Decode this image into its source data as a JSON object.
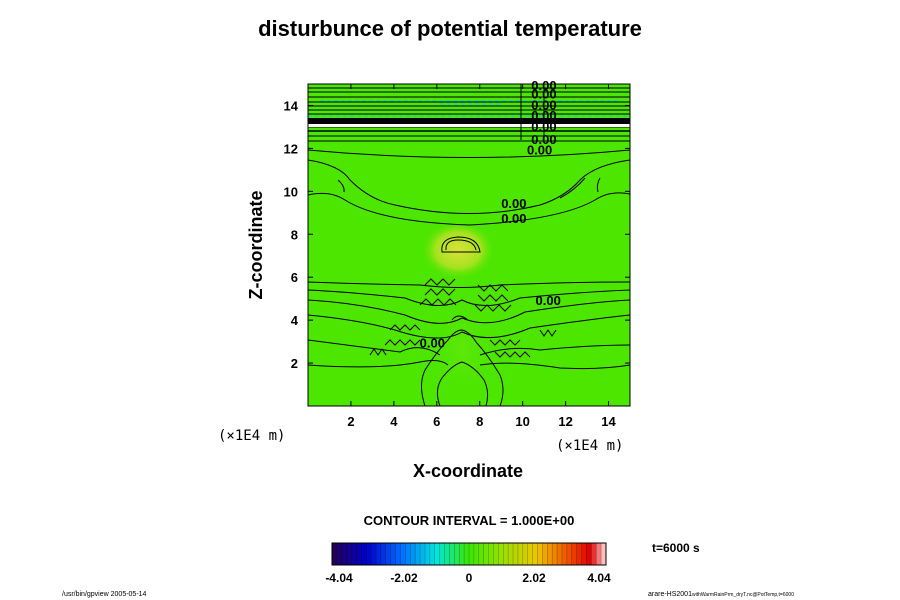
{
  "chart_data": {
    "type": "heatmap",
    "title": "disturbunce of potential temperature",
    "xlabel": "X-coordinate",
    "ylabel": "Z-coordinate",
    "x_unit": "(×1E4 m)",
    "y_unit": "(×1E4 m)",
    "xlim": [
      0,
      15
    ],
    "ylim": [
      0,
      15
    ],
    "x_ticks": [
      "2",
      "4",
      "6",
      "8",
      "10",
      "12",
      "14"
    ],
    "y_ticks": [
      "2",
      "4",
      "6",
      "8",
      "10",
      "12",
      "14"
    ],
    "contour_interval_text": "CONTOUR INTERVAL = 1.000E+00",
    "contour_labels": [
      {
        "text": "0.00",
        "x": 10.4,
        "z": 14.9
      },
      {
        "text": "0.00",
        "x": 10.4,
        "z": 14.5
      },
      {
        "text": "0.00",
        "x": 10.4,
        "z": 14.0
      },
      {
        "text": "0.00",
        "x": 10.4,
        "z": 13.5
      },
      {
        "text": "0.00",
        "x": 10.4,
        "z": 13.0
      },
      {
        "text": "0.00",
        "x": 10.4,
        "z": 12.4
      },
      {
        "text": "0.00",
        "x": 10.2,
        "z": 11.9
      },
      {
        "text": "0.00",
        "x": 9.0,
        "z": 9.4
      },
      {
        "text": "0.00",
        "x": 9.0,
        "z": 8.7
      },
      {
        "text": "0.00",
        "x": 10.6,
        "z": 4.9
      },
      {
        "text": "0.00",
        "x": 5.2,
        "z": 2.9
      }
    ],
    "colorbar": {
      "range": [
        -4.04,
        4.04
      ],
      "tick_labels": [
        "-4.04",
        "-2.02",
        "0",
        "2.02",
        "4.04"
      ]
    },
    "time_label": "t=6000 s"
  },
  "footer": {
    "left": "/usr/bin/gpview 2005-05-14",
    "right_main": "arare-HS2001",
    "right_sub": "withWarmRainPrm_dryT.nc@PotTemp,t=6000"
  },
  "colors": {
    "field_green": "#4ce600",
    "warm_spot": "#cde03a",
    "neg_dash": "#00c8ff"
  }
}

========================================================================

The task |
Transcribe all of the records above character for character. Exclude the pictures.

Task output |
Decode this image into its source data as a JSON object.
{
  "chart_data": {
    "type": "heatmap",
    "title": "disturbunce of potential temperature",
    "xlabel": "X-coordinate",
    "ylabel": "Z-coordinate",
    "x_unit": "(×1E4 m)",
    "y_unit": "(×1E4 m)",
    "xlim": [
      0,
      15
    ],
    "ylim": [
      0,
      15
    ],
    "x_ticks": [
      "2",
      "4",
      "6",
      "8",
      "10",
      "12",
      "14"
    ],
    "y_ticks": [
      "2",
      "4",
      "6",
      "8",
      "10",
      "12",
      "14"
    ],
    "contour_interval_text": "CONTOUR INTERVAL = 1.000E+00",
    "contour_labels": [
      {
        "text": "0.00",
        "x": 10.4,
        "z": 14.9
      },
      {
        "text": "0.00",
        "x": 10.4,
        "z": 14.5
      },
      {
        "text": "0.00",
        "x": 10.4,
        "z": 14.0
      },
      {
        "text": "0.00",
        "x": 10.4,
        "z": 13.5
      },
      {
        "text": "0.00",
        "x": 10.4,
        "z": 13.0
      },
      {
        "text": "0.00",
        "x": 10.4,
        "z": 12.4
      },
      {
        "text": "0.00",
        "x": 10.2,
        "z": 11.9
      },
      {
        "text": "0.00",
        "x": 9.0,
        "z": 9.4
      },
      {
        "text": "0.00",
        "x": 9.0,
        "z": 8.7
      },
      {
        "text": "0.00",
        "x": 10.6,
        "z": 4.9
      },
      {
        "text": "0.00",
        "x": 5.2,
        "z": 2.9
      }
    ],
    "colorbar": {
      "range": [
        -4.04,
        4.04
      ],
      "tick_labels": [
        "-4.04",
        "-2.02",
        "0",
        "2.02",
        "4.04"
      ]
    },
    "time_label": "t=6000 s"
  },
  "footer": {
    "left": "/usr/bin/gpview 2005-05-14",
    "right_main": "arare-HS2001",
    "right_sub": "withWarmRainPrm_dryT.nc@PotTemp,t=6000"
  },
  "colors": {
    "field_green": "#4ce600",
    "warm_spot": "#cde03a",
    "neg_dash": "#00c8ff"
  }
}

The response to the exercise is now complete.